> ENTRIES PROVIDED
===
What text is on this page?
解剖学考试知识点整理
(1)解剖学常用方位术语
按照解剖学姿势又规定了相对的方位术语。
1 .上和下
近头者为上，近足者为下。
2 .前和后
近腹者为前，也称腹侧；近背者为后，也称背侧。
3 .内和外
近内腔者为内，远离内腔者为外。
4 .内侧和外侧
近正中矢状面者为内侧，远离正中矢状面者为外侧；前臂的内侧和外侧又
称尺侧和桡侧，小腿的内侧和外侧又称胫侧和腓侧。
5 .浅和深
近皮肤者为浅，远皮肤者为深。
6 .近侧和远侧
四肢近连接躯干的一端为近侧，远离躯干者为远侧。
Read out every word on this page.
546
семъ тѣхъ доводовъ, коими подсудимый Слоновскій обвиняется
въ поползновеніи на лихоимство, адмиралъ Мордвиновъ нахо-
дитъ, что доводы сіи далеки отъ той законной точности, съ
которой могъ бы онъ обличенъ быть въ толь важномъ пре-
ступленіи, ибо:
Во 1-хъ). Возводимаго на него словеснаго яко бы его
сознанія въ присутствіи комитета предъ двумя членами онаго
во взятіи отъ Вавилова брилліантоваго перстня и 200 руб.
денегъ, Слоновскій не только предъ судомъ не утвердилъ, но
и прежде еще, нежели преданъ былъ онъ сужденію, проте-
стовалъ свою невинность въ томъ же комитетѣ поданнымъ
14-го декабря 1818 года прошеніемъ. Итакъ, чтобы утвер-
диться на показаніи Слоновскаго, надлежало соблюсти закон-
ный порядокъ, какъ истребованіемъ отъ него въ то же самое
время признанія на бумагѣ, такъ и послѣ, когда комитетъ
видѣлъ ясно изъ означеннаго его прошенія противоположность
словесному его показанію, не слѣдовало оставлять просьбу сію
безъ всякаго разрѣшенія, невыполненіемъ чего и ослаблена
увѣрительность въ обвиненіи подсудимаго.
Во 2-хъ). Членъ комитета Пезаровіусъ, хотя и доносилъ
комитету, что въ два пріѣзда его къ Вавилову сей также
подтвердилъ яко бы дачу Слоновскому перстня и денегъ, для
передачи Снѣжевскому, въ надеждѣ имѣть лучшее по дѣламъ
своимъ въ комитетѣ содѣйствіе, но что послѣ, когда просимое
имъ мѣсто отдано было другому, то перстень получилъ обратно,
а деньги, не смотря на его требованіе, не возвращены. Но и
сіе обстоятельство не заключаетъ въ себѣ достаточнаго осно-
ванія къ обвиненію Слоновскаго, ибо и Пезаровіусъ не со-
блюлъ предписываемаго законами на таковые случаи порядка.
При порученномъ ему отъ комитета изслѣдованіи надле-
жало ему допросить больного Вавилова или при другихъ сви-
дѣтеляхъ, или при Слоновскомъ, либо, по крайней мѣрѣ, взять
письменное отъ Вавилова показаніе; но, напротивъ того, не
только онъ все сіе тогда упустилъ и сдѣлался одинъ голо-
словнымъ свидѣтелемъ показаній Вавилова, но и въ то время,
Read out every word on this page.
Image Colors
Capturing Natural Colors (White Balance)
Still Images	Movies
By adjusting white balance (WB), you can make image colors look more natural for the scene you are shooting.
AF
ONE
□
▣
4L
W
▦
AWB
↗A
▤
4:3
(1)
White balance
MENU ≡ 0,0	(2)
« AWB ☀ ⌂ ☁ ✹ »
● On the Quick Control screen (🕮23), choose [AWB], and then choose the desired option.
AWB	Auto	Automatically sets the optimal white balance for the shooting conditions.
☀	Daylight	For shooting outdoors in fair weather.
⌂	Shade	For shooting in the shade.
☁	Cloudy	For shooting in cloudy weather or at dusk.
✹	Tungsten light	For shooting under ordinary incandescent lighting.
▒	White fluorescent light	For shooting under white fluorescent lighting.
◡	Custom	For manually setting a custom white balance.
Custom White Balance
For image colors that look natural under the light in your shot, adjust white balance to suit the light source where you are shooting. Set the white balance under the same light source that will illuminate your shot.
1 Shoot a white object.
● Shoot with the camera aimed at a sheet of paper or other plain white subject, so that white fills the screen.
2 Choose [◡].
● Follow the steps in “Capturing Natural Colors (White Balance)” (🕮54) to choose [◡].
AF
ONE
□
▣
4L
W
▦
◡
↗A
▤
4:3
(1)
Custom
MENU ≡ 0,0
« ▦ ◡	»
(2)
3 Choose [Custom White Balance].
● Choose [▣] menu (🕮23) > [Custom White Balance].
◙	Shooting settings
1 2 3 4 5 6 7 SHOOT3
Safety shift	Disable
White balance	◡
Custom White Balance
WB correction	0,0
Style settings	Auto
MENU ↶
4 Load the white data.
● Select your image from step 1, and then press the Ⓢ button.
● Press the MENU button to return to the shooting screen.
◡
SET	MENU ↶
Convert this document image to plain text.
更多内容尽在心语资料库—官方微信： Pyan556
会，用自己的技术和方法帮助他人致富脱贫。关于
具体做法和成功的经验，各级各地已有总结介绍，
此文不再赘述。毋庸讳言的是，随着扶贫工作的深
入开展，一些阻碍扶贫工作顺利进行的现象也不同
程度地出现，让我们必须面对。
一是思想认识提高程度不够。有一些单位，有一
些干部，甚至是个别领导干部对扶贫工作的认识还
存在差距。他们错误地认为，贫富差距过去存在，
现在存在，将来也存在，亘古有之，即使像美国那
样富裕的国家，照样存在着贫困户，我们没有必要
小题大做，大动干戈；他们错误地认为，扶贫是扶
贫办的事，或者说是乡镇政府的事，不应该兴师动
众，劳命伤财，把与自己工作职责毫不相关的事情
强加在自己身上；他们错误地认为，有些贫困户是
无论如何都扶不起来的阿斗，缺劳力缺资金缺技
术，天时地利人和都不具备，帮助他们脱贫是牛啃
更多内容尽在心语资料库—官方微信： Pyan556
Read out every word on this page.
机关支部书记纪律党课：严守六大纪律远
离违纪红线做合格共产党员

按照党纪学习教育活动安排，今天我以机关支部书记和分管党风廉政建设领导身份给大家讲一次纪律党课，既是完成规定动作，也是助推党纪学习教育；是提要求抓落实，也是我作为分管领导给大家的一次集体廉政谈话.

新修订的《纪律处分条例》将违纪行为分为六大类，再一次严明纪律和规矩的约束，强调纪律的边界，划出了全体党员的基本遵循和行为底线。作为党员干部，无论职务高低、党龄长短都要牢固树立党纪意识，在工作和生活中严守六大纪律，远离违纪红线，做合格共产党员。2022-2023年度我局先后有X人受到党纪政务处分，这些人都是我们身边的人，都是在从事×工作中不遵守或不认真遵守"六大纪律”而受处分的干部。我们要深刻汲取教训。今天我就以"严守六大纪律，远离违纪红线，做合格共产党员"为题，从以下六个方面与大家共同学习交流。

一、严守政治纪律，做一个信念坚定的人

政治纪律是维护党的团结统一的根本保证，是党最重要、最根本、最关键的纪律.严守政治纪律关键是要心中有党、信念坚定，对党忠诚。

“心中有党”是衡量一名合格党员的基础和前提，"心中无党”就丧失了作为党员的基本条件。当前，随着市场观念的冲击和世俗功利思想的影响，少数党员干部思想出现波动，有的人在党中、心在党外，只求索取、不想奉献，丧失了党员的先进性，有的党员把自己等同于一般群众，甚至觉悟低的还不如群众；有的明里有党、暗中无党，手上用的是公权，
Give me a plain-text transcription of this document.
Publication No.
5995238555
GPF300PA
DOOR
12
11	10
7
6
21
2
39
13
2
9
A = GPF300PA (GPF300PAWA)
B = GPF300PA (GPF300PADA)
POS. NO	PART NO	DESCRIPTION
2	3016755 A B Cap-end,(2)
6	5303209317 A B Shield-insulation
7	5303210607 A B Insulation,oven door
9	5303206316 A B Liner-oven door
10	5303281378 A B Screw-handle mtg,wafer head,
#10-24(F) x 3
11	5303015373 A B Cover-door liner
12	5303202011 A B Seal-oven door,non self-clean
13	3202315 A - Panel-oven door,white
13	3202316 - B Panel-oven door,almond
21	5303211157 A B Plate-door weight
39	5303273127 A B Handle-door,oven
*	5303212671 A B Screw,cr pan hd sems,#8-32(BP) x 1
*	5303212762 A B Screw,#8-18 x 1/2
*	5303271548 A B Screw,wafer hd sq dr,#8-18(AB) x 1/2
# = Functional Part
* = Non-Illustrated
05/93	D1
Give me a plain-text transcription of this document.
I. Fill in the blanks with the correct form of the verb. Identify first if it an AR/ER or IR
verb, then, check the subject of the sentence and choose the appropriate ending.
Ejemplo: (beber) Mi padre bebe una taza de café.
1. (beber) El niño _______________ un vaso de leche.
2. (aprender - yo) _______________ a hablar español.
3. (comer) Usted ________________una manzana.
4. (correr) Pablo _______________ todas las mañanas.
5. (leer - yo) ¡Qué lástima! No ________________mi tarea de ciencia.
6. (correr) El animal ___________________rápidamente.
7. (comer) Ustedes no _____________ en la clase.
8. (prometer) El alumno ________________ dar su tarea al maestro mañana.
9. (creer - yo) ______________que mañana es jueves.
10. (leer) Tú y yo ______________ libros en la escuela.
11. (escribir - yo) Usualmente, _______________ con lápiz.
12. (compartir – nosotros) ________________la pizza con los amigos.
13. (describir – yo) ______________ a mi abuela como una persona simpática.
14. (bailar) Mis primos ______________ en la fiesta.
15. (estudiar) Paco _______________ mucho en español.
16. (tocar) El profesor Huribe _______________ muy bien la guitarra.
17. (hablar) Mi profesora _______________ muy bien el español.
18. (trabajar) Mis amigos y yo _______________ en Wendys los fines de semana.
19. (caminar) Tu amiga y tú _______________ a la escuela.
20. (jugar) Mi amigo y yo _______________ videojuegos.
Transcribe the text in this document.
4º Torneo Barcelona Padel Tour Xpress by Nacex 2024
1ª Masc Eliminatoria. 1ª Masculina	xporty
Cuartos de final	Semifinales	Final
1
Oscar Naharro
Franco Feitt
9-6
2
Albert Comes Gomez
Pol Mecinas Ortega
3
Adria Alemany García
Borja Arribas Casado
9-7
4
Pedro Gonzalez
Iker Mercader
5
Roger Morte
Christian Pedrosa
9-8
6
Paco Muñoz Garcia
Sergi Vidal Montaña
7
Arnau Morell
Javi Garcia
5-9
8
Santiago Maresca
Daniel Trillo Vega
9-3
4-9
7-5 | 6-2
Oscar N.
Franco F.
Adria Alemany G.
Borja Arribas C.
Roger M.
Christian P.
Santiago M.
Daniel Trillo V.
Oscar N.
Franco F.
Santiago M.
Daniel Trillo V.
===
> WHAT NEEDS TO BE DONE
In the records, locate each line holding the string "leer" and copy it.

> RESPONSE
5. (leer - yo) ¡Qué lástima! No ________________mi tarea de ciencia.
10. (leer) Tú y yo ______________ libros en la escuela.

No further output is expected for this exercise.